## Task brief
Lines holding the string "împreună" are the ones to copy; find them all in the data.

## Material for the task
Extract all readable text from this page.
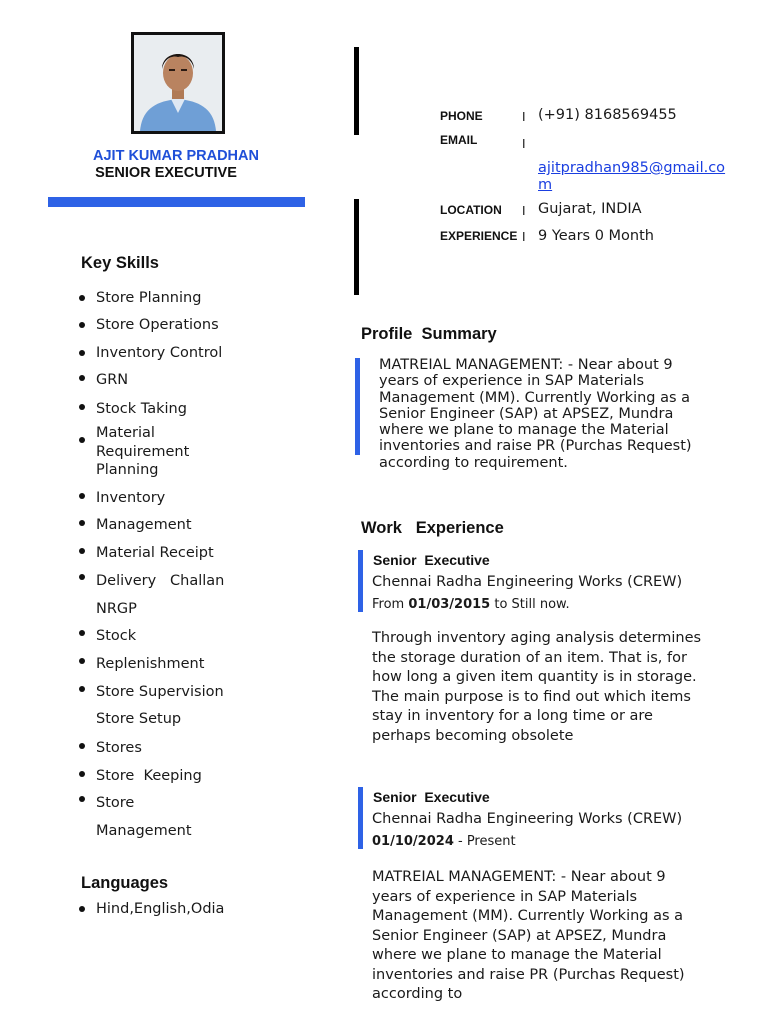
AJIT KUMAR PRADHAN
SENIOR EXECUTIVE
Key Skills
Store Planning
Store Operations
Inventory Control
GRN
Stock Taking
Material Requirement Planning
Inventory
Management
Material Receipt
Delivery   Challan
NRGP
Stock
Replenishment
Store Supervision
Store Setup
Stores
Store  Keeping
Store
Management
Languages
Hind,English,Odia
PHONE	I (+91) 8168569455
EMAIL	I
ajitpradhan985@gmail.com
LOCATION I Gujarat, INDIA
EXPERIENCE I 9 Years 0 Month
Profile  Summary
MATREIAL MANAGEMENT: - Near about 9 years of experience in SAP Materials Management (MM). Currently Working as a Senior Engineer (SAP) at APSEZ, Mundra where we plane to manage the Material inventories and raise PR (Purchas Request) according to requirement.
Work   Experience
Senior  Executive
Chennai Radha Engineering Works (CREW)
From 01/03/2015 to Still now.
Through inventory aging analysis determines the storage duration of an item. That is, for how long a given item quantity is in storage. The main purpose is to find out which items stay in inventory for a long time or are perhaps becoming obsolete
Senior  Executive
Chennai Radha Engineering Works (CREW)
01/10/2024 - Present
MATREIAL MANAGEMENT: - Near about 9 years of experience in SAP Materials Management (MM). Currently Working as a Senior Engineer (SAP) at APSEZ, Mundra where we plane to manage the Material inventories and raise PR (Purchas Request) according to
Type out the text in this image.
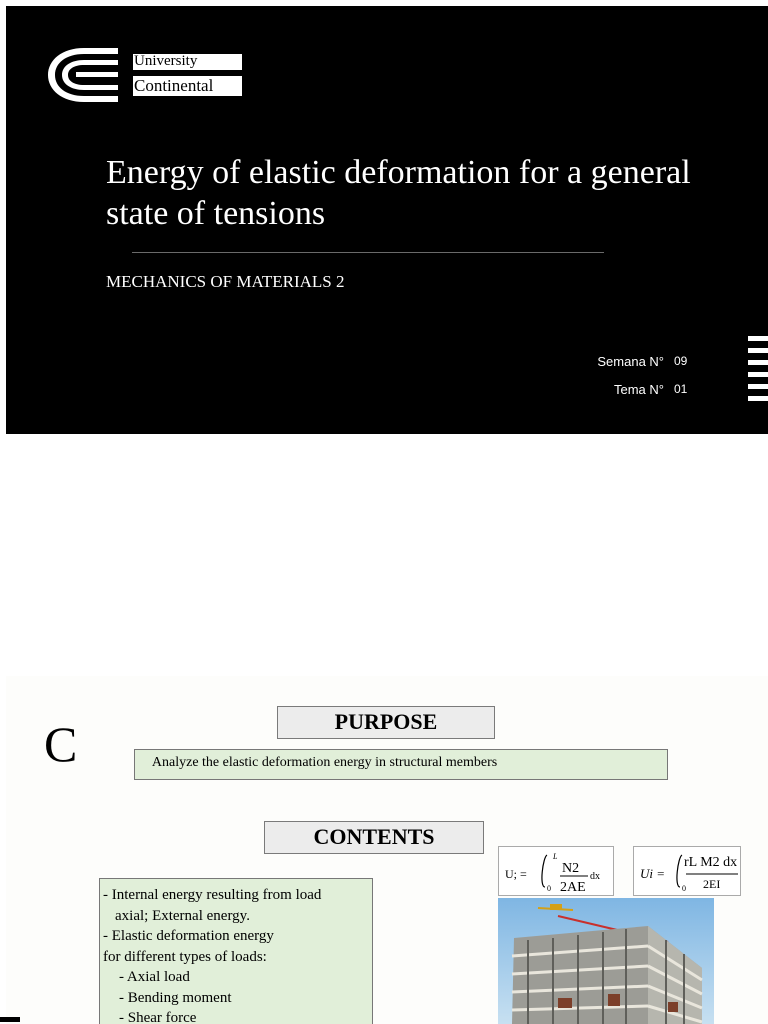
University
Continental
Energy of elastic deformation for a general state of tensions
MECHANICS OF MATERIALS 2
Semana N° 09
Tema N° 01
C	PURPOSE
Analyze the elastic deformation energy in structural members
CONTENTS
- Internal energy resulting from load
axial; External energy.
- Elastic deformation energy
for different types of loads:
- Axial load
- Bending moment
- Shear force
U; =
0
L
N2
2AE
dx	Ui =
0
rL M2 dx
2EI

* * *

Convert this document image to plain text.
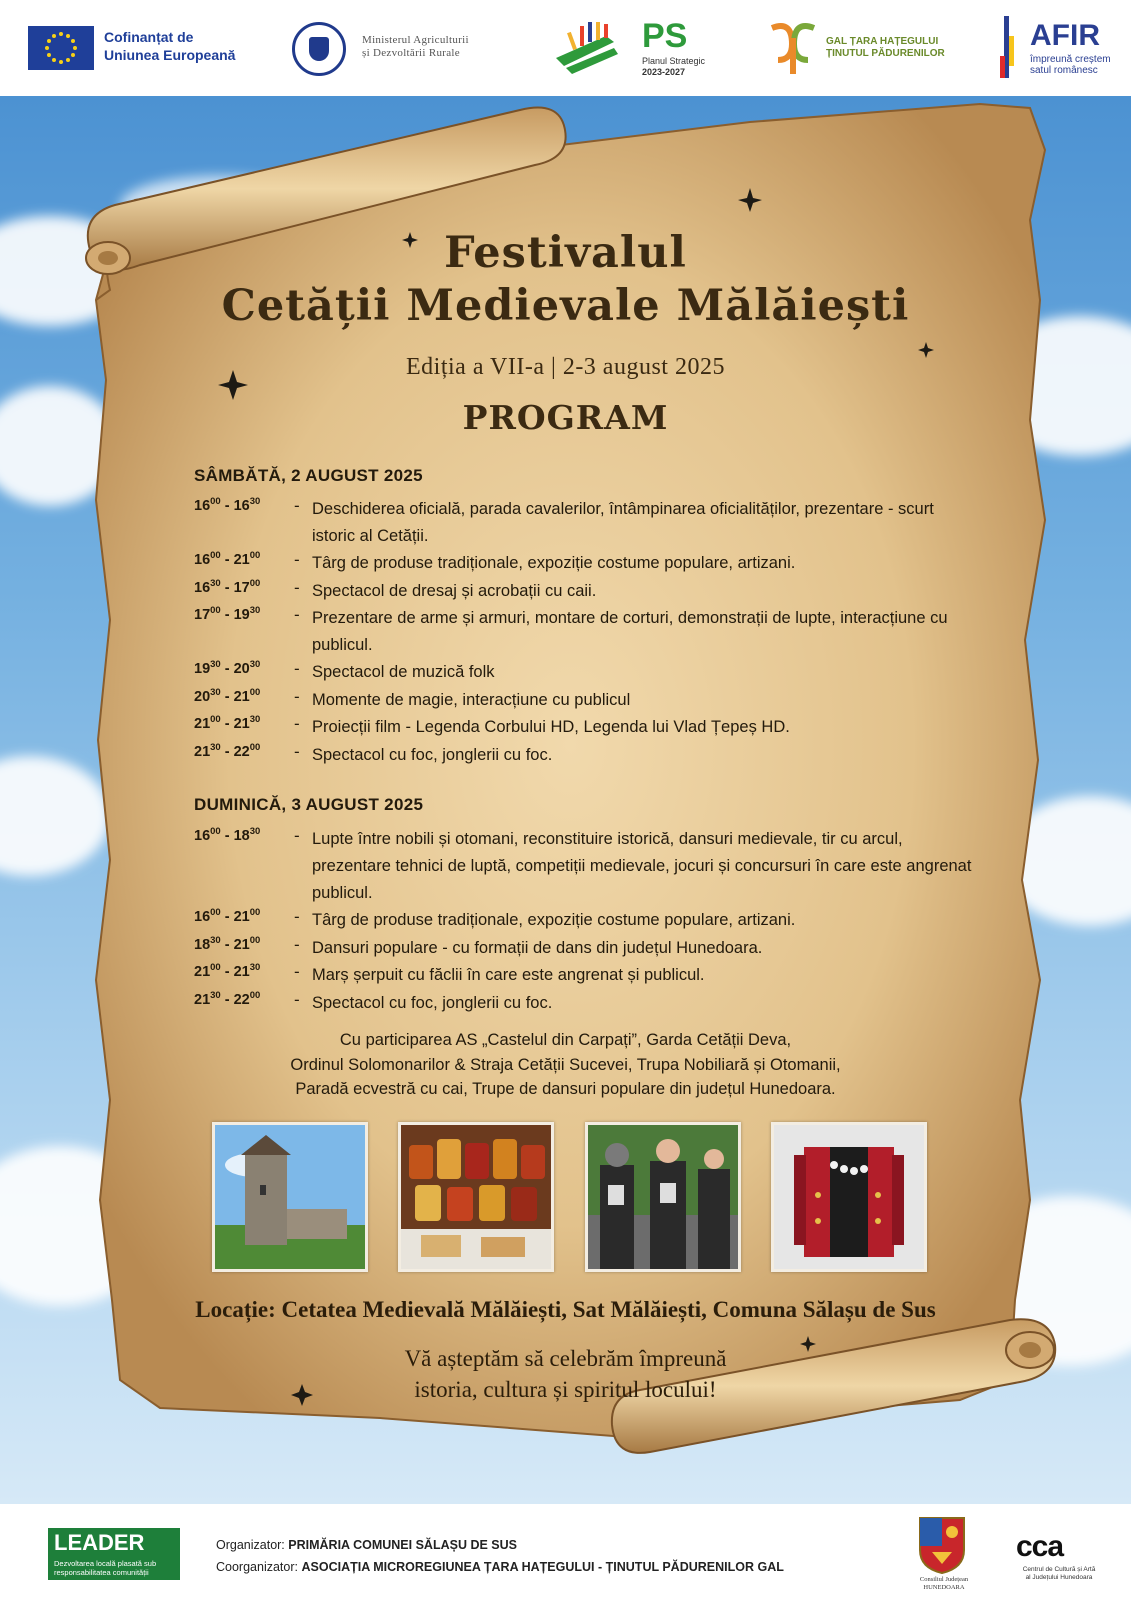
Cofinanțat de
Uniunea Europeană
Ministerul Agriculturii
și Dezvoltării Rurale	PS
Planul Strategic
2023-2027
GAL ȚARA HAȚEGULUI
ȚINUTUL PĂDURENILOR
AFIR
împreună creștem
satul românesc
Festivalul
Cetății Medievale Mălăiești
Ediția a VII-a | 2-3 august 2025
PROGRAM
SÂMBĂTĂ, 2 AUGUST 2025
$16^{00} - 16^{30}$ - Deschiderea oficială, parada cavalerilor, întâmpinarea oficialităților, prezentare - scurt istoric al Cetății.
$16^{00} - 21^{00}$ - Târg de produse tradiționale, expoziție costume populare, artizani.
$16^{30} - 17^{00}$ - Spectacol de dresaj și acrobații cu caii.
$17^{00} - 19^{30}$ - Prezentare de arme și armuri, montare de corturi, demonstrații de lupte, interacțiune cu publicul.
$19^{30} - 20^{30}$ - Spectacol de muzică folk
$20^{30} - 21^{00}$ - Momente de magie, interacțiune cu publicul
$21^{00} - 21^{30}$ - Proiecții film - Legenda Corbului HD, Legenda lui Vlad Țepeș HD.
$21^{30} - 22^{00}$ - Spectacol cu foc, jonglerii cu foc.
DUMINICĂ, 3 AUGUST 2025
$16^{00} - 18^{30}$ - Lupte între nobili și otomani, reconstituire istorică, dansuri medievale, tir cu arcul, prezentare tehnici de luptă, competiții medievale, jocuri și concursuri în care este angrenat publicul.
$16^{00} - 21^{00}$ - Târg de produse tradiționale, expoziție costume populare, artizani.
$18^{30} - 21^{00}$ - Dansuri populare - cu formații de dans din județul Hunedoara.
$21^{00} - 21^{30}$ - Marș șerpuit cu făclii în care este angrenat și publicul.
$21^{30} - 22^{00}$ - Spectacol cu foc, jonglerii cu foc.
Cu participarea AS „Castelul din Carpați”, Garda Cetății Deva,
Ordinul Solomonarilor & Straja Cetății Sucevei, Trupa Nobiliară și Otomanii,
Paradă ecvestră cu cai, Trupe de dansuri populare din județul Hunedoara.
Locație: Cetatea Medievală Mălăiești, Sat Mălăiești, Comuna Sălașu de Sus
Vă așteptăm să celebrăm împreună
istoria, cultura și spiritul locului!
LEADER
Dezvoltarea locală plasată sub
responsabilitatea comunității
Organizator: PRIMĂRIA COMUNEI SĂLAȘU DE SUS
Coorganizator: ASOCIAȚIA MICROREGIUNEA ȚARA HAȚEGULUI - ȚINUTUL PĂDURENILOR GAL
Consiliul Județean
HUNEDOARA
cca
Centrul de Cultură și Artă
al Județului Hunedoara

---

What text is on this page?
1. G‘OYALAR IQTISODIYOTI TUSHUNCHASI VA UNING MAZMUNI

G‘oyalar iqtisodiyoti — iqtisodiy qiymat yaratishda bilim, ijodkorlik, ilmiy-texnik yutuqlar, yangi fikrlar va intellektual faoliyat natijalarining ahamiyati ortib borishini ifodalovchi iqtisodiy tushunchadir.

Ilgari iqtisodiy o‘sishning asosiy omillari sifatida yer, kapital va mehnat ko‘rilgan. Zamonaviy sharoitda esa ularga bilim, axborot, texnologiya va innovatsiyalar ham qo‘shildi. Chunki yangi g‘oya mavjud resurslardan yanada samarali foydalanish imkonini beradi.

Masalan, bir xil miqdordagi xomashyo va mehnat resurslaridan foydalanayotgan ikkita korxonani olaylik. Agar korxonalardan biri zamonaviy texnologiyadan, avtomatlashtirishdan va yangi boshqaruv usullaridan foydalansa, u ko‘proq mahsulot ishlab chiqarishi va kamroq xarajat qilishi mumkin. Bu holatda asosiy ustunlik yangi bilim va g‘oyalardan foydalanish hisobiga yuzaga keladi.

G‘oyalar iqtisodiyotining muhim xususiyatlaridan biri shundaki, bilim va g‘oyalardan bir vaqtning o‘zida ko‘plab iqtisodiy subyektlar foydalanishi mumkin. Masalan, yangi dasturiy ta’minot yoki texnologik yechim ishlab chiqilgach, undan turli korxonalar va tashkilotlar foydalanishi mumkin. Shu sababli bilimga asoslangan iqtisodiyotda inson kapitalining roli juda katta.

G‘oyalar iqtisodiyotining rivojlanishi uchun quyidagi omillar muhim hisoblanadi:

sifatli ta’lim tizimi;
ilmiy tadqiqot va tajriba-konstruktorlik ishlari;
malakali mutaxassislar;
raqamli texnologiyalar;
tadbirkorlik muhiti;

## Written solution
împreună creștem
Vă așteptăm să celebrăm împreună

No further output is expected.